In the material below, find all lines with the string "prop" and copy them.

--- Start DATA FOR PROCESSING ---

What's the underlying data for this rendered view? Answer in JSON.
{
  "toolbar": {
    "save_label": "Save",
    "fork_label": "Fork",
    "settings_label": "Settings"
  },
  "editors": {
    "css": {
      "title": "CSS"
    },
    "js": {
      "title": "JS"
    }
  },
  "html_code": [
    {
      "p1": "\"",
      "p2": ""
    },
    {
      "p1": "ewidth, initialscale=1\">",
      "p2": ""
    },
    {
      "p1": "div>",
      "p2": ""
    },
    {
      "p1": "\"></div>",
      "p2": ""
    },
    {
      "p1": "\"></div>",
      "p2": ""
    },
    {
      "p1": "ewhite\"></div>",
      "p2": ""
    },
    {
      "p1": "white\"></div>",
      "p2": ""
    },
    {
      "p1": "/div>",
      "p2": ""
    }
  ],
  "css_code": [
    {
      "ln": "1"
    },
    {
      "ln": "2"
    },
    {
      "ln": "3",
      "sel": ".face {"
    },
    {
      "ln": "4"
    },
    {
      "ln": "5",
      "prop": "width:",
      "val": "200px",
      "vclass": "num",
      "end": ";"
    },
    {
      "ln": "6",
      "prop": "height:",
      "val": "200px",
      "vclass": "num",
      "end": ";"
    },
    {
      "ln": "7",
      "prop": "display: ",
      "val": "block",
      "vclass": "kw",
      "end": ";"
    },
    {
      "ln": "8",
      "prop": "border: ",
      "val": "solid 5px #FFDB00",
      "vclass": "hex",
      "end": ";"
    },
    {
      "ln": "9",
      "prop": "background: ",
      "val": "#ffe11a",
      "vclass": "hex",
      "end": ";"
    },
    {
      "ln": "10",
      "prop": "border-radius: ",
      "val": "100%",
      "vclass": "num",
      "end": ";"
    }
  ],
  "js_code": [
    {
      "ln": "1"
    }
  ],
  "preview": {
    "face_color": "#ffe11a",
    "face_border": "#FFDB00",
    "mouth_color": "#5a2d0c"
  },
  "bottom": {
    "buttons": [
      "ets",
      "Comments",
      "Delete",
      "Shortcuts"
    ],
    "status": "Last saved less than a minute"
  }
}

--- End DATA FOR PROCESSING ---

■ FINISHED TASK:
      "prop": "width:",
      "prop": "height:",
      "prop": "display: ",
      "prop": "border: ",
      "prop": "background: ",
      "prop": "border-radius: ",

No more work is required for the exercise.